PROVIDED DATA -
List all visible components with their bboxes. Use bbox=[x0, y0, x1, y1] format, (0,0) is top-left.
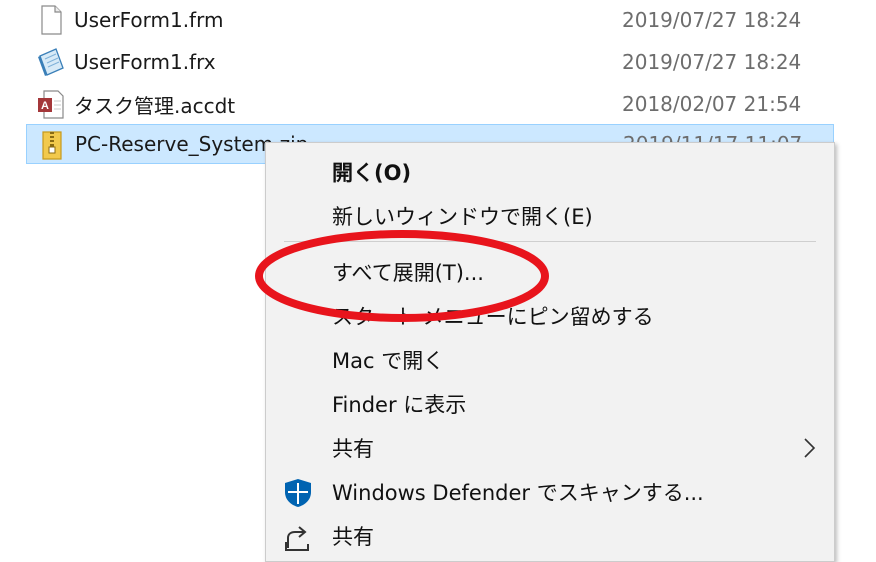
file-name: タスク管理.accdt bbox=[74, 93, 236, 118]
svg-text:A: A bbox=[41, 100, 49, 112]
menu-item-show-in-finder[interactable]: Finder に表示 bbox=[266, 382, 834, 426]
file-name: UserForm1.frm bbox=[74, 8, 224, 32]
menu-item-label: 開く(O) bbox=[332, 161, 412, 185]
menu-item-label: 共有 bbox=[332, 525, 374, 549]
menu-item-extract-all[interactable]: すべて展開(T)... bbox=[266, 250, 834, 294]
menu-item-label: Windows Defender でスキャンする... bbox=[332, 481, 704, 505]
menu-item-share[interactable]: 共有 bbox=[266, 426, 834, 470]
access-template-icon: A bbox=[38, 90, 64, 119]
notepad-file-icon bbox=[38, 48, 64, 76]
document-icon bbox=[41, 5, 62, 35]
menu-item-label: Finder に表示 bbox=[332, 393, 467, 417]
menu-item-label: スタート メニューにピン留めする bbox=[332, 305, 654, 329]
menu-item-open-new-window[interactable]: 新しいウィンドウで開く(E) bbox=[266, 194, 834, 238]
menu-item-open-in-mac[interactable]: Mac で開く bbox=[266, 338, 834, 382]
menu-item-label: Mac で開く bbox=[332, 349, 445, 373]
menu-item-pin-to-start[interactable]: スタート メニューにピン留めする bbox=[266, 294, 834, 338]
file-row[interactable]: UserForm1.frm 2019/07/27 18:24 bbox=[26, 0, 834, 40]
chevron-right-icon bbox=[804, 438, 816, 458]
menu-item-label: すべて展開(T)... bbox=[332, 261, 484, 285]
file-row[interactable]: A タスク管理.accdt 2018/02/07 21:54 bbox=[26, 84, 834, 124]
menu-item-label: 共有 bbox=[332, 437, 374, 461]
file-date: 2019/07/27 18:24 bbox=[622, 50, 802, 74]
zip-folder-icon bbox=[42, 131, 62, 160]
menu-item-open[interactable]: 開く(O) bbox=[266, 150, 834, 194]
file-name: UserForm1.frx bbox=[74, 50, 216, 74]
menu-separator bbox=[284, 241, 816, 242]
menu-item-defender-scan[interactable]: Windows Defender でスキャンする... bbox=[266, 470, 834, 514]
file-date: 2018/02/07 21:54 bbox=[622, 92, 802, 116]
file-date: 2019/07/27 18:24 bbox=[622, 8, 802, 32]
file-row[interactable]: UserForm1.frx 2019/07/27 18:24 bbox=[26, 42, 834, 82]
menu-item-label: 新しいウィンドウで開く(E) bbox=[332, 205, 593, 229]
menu-item-share-2[interactable]: 共有 bbox=[266, 514, 834, 558]
windows-defender-shield-icon bbox=[285, 479, 311, 507]
share-icon bbox=[285, 526, 309, 551]
context-menu: 開く(O) 新しいウィンドウで開く(E) すべて展開(T)... スタート メニ… bbox=[265, 142, 835, 562]
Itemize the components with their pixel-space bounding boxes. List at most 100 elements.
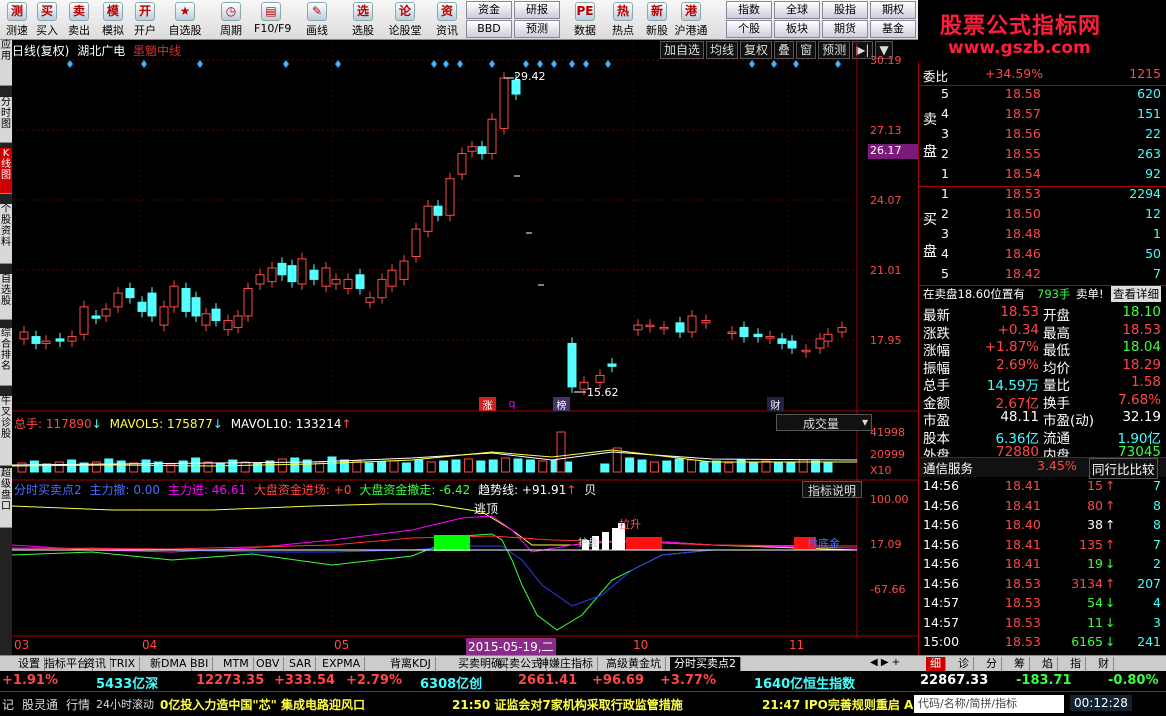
sell-level-row[interactable]: 5 18.58 620 xyxy=(919,86,1166,106)
left-tab-kline[interactable]: K线图 xyxy=(0,148,12,194)
left-tab-profile[interactable]: 个股资料 xyxy=(0,204,12,264)
toolbar-button-0[interactable]: 测测速 xyxy=(0,0,34,40)
index-ticker-item[interactable]: +333.54 xyxy=(274,673,335,688)
right-panel-tab[interactable]: 指 xyxy=(1066,657,1086,671)
left-tab-diagnose[interactable]: 牛叉诊股 xyxy=(0,396,12,466)
indicator-help-button[interactable]: 指标说明 xyxy=(802,481,863,498)
toolbar-button-15[interactable]: 港沪港通 xyxy=(674,0,708,40)
news-item-3[interactable]: 21:47 IPO完善规则重启 A xyxy=(762,696,913,713)
indicator-tab[interactable]: 新DMA xyxy=(146,657,192,671)
toolbar-button-7[interactable]: ▤ F10/F9 xyxy=(254,0,291,40)
indicator-tab[interactable]: 神嫌庄指标 xyxy=(534,657,598,671)
indicator-tab[interactable]: 高级黄金坑 xyxy=(602,657,666,671)
peer-compare-button[interactable]: 同行比比较 xyxy=(1089,458,1158,479)
indicator-tab[interactable]: SAR xyxy=(285,657,317,671)
volume-indicator-select[interactable]: 成交量 ▾ xyxy=(776,414,872,431)
indicator-tab[interactable]: MTM xyxy=(219,657,254,671)
buy-level-row[interactable]: 1 18.53 2294 xyxy=(919,186,1166,206)
order-line-link[interactable]: 卖单! xyxy=(1076,286,1104,302)
search-input[interactable]: 代码/名称/简拼/指标 xyxy=(914,695,1064,713)
right-panel-tab[interactable]: 诊 xyxy=(954,657,974,671)
right-panel-tab[interactable]: 财 xyxy=(1094,657,1114,671)
toolbar-button-10[interactable]: 论论股堂 xyxy=(388,0,422,40)
status-item-1[interactable]: 记 xyxy=(2,696,14,713)
indicator-tab[interactable]: OBV xyxy=(252,657,285,671)
index-ticker-item[interactable]: 2661.41 xyxy=(518,673,577,688)
futures-index-button[interactable]: 股指 xyxy=(822,1,868,19)
status-item-3[interactable]: 行情 xyxy=(66,696,90,713)
index-ticker-item[interactable]: 6308亿创 xyxy=(420,673,482,692)
right-panel-tab[interactable]: 筹 xyxy=(1010,657,1030,671)
index-ticker-item[interactable]: +1.91% xyxy=(2,673,58,688)
toolbar-button-1[interactable]: 买买入 xyxy=(30,0,64,40)
toolbar-button-2[interactable]: 卖卖出 xyxy=(62,0,96,40)
indicator-tab[interactable]: 背离KDJ xyxy=(386,657,436,671)
industry-label[interactable]: 通信服务 xyxy=(923,458,973,477)
main-exit-line xyxy=(12,545,857,607)
fund2-button[interactable]: 基金 xyxy=(870,20,916,38)
ind-market-in: 大盘资金进场: +0 xyxy=(253,483,352,497)
candle-body xyxy=(79,306,89,335)
toolbar-button-5[interactable]: ★ 自选股 xyxy=(168,0,202,40)
index-ticker-item[interactable]: +3.77% xyxy=(660,673,716,688)
event-tag-q[interactable]: q xyxy=(506,397,518,411)
futures-button[interactable]: 期货 xyxy=(822,20,868,38)
toolbar-button-3[interactable]: 模模拟 xyxy=(96,0,130,40)
sell-level-row[interactable]: 1 18.54 92 xyxy=(919,166,1166,186)
toolbar-button-8[interactable]: ✎ 画线 xyxy=(300,0,334,40)
stock-button[interactable]: 个股 xyxy=(726,20,772,38)
event-tag-finance[interactable]: 财 xyxy=(767,397,784,412)
research-button[interactable]: 研报 xyxy=(514,1,560,19)
indicator-tab[interactable]: EXPMA xyxy=(318,657,366,671)
event-tag-list[interactable]: 榜 xyxy=(553,397,570,412)
right-panel-tab[interactable]: 细 xyxy=(926,657,946,671)
view-detail-button[interactable]: 查看详细 xyxy=(1111,286,1161,302)
left-tab-watchlist[interactable]: 自选股 xyxy=(0,274,12,320)
index-ticker-item[interactable]: 5433亿深 xyxy=(96,673,158,692)
options-button[interactable]: 期权 xyxy=(870,1,916,19)
status-item-2[interactable]: 股灵通 xyxy=(22,696,58,713)
tab-scroll-arrows[interactable]: ◀ ▶ + xyxy=(870,657,914,671)
index-ticker-item[interactable]: -183.71 xyxy=(1016,673,1072,688)
buy-level-row[interactable]: 2 18.50 12 xyxy=(919,206,1166,226)
event-tag-rise[interactable]: 涨 xyxy=(479,397,496,412)
bbd-button[interactable]: BBD xyxy=(466,20,512,38)
sector-button[interactable]: 板块 xyxy=(774,20,820,38)
index-button[interactable]: 指数 xyxy=(726,1,772,19)
fund-button[interactable]: 资金 xyxy=(466,1,512,19)
toolbar-button-11[interactable]: 资资讯 xyxy=(430,0,464,40)
toolbar-button-9[interactable]: 选选股 xyxy=(346,0,380,40)
kline-chart-area[interactable]: 日线(复权) 湖北广电 墨魈中线 加自选 均线 复权叠窗预测 ▶| ▼ 30.19 27… xyxy=(12,40,918,660)
global-button[interactable]: 全球 xyxy=(774,1,820,19)
indicator-tab[interactable]: 分时买卖点2 xyxy=(670,657,741,671)
right-panel-tab[interactable]: 焰 xyxy=(1038,657,1058,671)
toolbar-button-13[interactable]: 热热点 xyxy=(606,0,640,40)
left-tab-apps[interactable]: 应用 xyxy=(0,40,12,86)
forecast-button[interactable]: 预测 xyxy=(514,20,560,38)
right-panel-tab[interactable]: 分 xyxy=(982,657,1002,671)
index-ticker-item[interactable]: 22867.33 xyxy=(920,673,988,688)
left-tab-ranking[interactable]: 综合排名 xyxy=(0,328,12,386)
buy-level-row[interactable]: 4 18.46 50 xyxy=(919,246,1166,266)
left-tab-timeshare[interactable]: 分时图 xyxy=(0,97,12,143)
news-item-2[interactable]: 21:50 证监会对7家机构采取行政监管措施 xyxy=(452,696,683,713)
index-ticker-item[interactable]: +2.79% xyxy=(346,673,402,688)
buy-level-row[interactable]: 5 18.42 7 xyxy=(919,266,1166,286)
status-item-4[interactable]: 24小时滚动 xyxy=(96,696,154,712)
index-ticker-item[interactable]: -0.80% xyxy=(1108,673,1159,688)
index-ticker-item[interactable]: +96.69 xyxy=(592,673,644,688)
toolbar-button-12[interactable]: PE 数据 xyxy=(568,0,602,40)
news-item-1[interactable]: 0亿投入力造中国"芯" 集成电路迎风口 xyxy=(160,696,365,713)
sell-level-row[interactable]: 4 18.57 151 xyxy=(919,106,1166,126)
sell-level-row[interactable]: 3 18.56 22 xyxy=(919,126,1166,146)
index-ticker-item[interactable]: 12273.35 xyxy=(196,673,264,688)
indicator-tab[interactable]: TRIX xyxy=(106,657,141,671)
index-ticker-item[interactable]: 1640亿恒生指数 xyxy=(754,673,855,692)
toolbar-button-4[interactable]: 开开户 xyxy=(128,0,162,40)
indicator-tab[interactable]: BBI xyxy=(186,657,214,671)
sell-level-row[interactable]: 2 18.55 263 xyxy=(919,146,1166,166)
toolbar-button-14[interactable]: 新新股 xyxy=(640,0,674,40)
buy-level-row[interactable]: 3 18.48 1 xyxy=(919,226,1166,246)
toolbar-button-6[interactable]: ◷ 周期 xyxy=(214,0,248,40)
left-tab-level2[interactable]: 超级盘口 xyxy=(0,468,12,528)
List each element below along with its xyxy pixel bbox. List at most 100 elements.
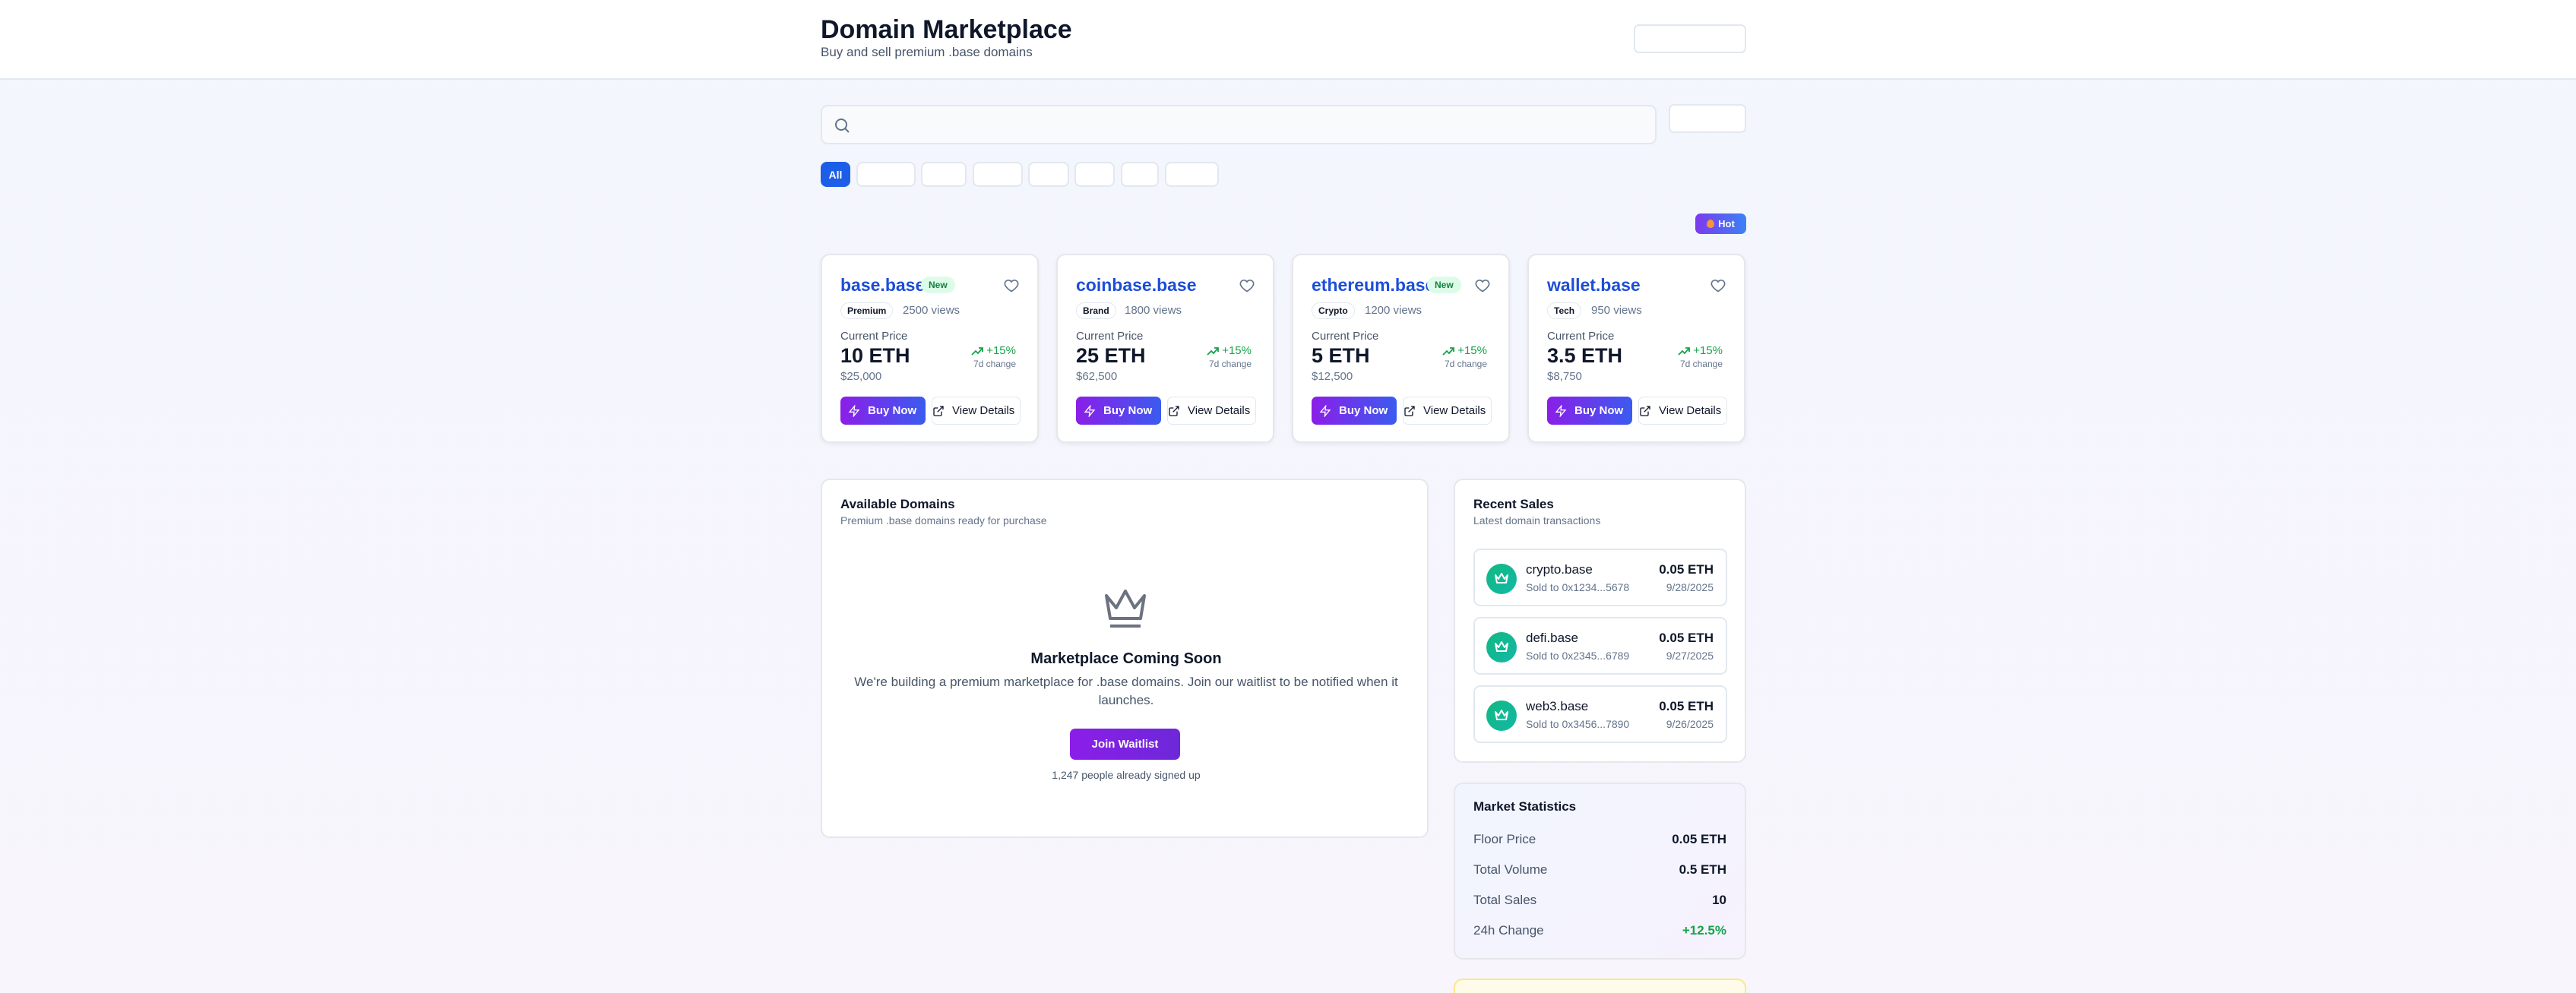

AIM - Please locate each line in the records that contains the string "status" and copy those lines out. Case counts, so match capital and lowercase letters precisely.

SOLUTION FOR THIS TASK -
status-item-1[interactable]: 记 xyxy=(2,696,14,713)
status-item-3[interactable]: 行情 xyxy=(66,696,90,713)
status-item-2[interactable]: 股灵通 xyxy=(22,696,58,713)
status-item-4[interactable]: 24小时滚动 xyxy=(96,696,154,712)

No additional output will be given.